──────── Records for this task ────────

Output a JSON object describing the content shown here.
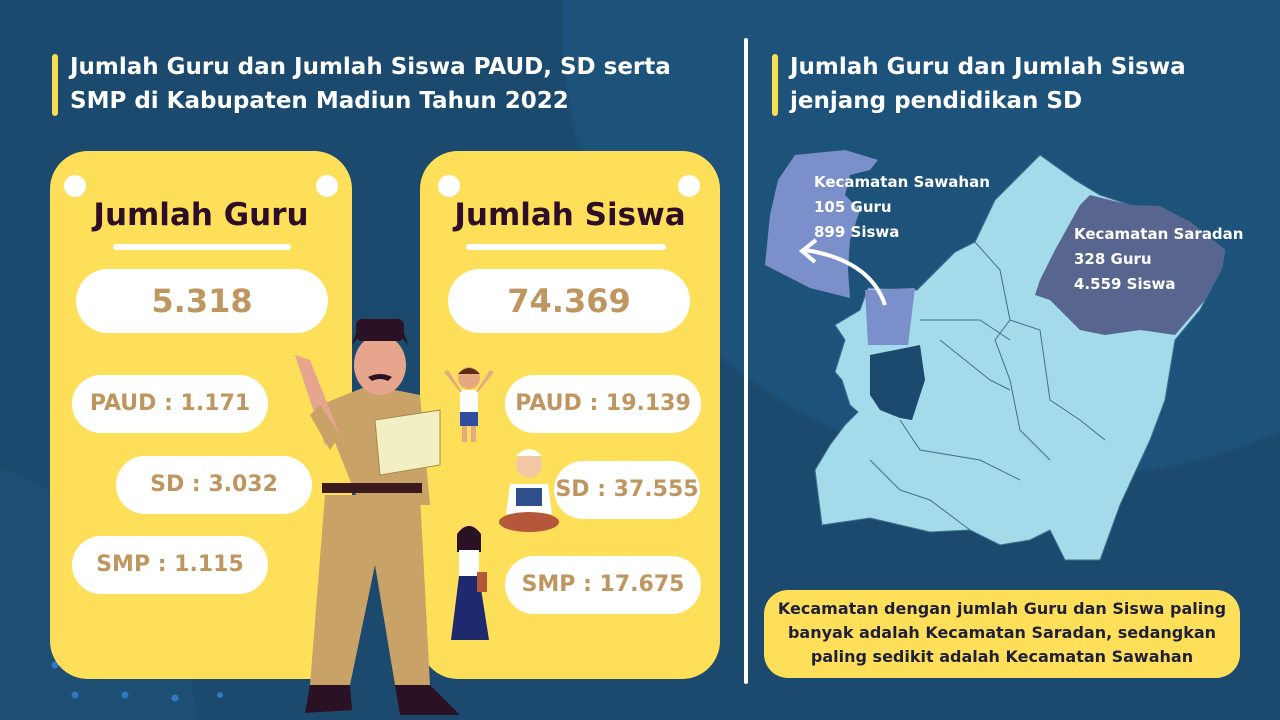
{
  "left_section": {
    "title_line1": "Jumlah Guru dan Jumlah Siswa PAUD, SD serta",
    "title_line2": "SMP di Kabupaten Madiun Tahun 2022"
  },
  "guru_card": {
    "title": "Jumlah Guru",
    "total": "5.318",
    "paud": "PAUD : 1.171",
    "sd": "SD : 3.032",
    "smp": "SMP : 1.115"
  },
  "siswa_card": {
    "title": "Jumlah Siswa",
    "total": "74.369",
    "paud": "PAUD : 19.139",
    "sd": "SD : 37.555",
    "smp": "SMP : 17.675"
  },
  "right_section": {
    "title_line1": "Jumlah Guru dan Jumlah Siswa",
    "title_line2": "jenjang pendidikan SD"
  },
  "map": {
    "sawahan": {
      "name": "Kecamatan Sawahan",
      "guru": "105 Guru",
      "siswa": "899 Siswa",
      "color": "#7b8fca"
    },
    "saradan": {
      "name": "Kecamatan Saradan",
      "guru": "328 Guru",
      "siswa": "4.559 Siswa",
      "color": "#57658f"
    },
    "region_color": "#a4dbeb"
  },
  "conclusion": {
    "line1": "Kecamatan dengan jumlah Guru dan Siswa paling",
    "line2": "banyak adalah Kecamatan Saradan, sedangkan",
    "line3": "paling sedikit adalah Kecamatan Sawahan"
  },
  "colors": {
    "background": "#1b4a6e",
    "card": "#fddf59",
    "value_text": "#bf9660",
    "title_text": "#2e0e26"
  }
}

────────

* _Problem requirements_: Leave the pictures out and copy the rest of the data exactly.

* _Reply to the task_:
Output a JSON object describing the content shown here.
{
  "left_section": {
    "title_line1": "Jumlah Guru dan Jumlah Siswa PAUD, SD serta",
    "title_line2": "SMP di Kabupaten Madiun Tahun 2022"
  },
  "guru_card": {
    "title": "Jumlah Guru",
    "total": "5.318",
    "paud": "PAUD : 1.171",
    "sd": "SD : 3.032",
    "smp": "SMP : 1.115"
  },
  "siswa_card": {
    "title": "Jumlah Siswa",
    "total": "74.369",
    "paud": "PAUD : 19.139",
    "sd": "SD : 37.555",
    "smp": "SMP : 17.675"
  },
  "right_section": {
    "title_line1": "Jumlah Guru dan Jumlah Siswa",
    "title_line2": "jenjang pendidikan SD"
  },
  "map": {
    "sawahan": {
      "name": "Kecamatan Sawahan",
      "guru": "105 Guru",
      "siswa": "899 Siswa",
      "color": "#7b8fca"
    },
    "saradan": {
      "name": "Kecamatan Saradan",
      "guru": "328 Guru",
      "siswa": "4.559 Siswa",
      "color": "#57658f"
    },
    "region_color": "#a4dbeb"
  },
  "conclusion": {
    "line1": "Kecamatan dengan jumlah Guru dan Siswa paling",
    "line2": "banyak adalah Kecamatan Saradan, sedangkan",
    "line3": "paling sedikit adalah Kecamatan Sawahan"
  },
  "colors": {
    "background": "#1b4a6e",
    "card": "#fddf59",
    "value_text": "#bf9660",
    "title_text": "#2e0e26"
  }
}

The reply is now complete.